--- Required work ---
Locate each line holding the string "bent" and copy it.

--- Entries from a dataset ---
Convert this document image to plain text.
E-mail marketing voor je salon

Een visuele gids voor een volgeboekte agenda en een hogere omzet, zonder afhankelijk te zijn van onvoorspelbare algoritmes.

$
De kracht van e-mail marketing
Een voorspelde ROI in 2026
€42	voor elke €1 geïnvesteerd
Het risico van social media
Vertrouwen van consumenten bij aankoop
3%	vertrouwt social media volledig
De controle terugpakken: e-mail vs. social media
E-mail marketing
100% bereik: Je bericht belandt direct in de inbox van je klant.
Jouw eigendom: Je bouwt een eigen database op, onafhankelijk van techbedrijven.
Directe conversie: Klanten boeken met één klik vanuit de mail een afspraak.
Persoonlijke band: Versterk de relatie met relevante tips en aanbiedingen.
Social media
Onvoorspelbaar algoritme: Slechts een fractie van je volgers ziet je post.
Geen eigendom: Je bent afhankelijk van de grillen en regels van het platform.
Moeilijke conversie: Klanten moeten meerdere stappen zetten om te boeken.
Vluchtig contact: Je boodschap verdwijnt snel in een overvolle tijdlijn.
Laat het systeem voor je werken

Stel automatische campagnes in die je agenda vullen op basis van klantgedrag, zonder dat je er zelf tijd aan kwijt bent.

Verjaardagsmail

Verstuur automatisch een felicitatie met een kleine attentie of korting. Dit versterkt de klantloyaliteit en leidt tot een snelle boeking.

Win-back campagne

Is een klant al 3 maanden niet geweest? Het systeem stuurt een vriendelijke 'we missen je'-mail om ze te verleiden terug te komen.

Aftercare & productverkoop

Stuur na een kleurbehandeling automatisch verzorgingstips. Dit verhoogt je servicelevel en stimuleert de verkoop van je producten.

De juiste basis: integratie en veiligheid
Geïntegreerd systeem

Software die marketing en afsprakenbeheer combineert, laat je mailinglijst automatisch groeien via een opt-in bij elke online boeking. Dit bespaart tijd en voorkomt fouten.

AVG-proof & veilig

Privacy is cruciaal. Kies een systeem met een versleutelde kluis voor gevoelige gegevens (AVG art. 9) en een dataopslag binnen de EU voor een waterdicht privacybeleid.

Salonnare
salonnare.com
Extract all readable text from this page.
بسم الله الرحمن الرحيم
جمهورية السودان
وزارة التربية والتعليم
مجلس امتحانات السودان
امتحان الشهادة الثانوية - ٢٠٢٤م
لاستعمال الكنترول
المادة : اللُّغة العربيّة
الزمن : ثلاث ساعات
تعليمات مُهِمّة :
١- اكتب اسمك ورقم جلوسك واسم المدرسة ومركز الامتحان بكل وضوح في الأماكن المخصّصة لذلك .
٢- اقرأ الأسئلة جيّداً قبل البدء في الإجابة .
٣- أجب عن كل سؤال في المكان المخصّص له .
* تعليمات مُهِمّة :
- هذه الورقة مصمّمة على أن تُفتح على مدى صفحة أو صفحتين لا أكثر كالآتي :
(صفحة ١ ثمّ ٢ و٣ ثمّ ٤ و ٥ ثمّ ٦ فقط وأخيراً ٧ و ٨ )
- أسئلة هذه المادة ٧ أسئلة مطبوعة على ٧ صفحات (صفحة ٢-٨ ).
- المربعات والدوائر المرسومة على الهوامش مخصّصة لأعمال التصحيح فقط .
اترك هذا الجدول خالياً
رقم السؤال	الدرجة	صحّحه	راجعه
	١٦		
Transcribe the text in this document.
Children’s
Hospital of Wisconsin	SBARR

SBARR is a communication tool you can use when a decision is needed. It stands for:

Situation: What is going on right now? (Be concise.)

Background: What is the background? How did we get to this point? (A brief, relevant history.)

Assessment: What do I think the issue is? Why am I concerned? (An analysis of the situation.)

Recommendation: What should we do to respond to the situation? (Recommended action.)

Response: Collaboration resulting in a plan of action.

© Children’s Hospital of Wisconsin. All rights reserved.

--- Task output ---
Geen eigendom: Je bent afhankelijk van de grillen en regels van het platform.
Stel automatische campagnes in die je agenda vullen op basis van klantgedrag, zonder dat je er zelf tijd aan kwijt bent.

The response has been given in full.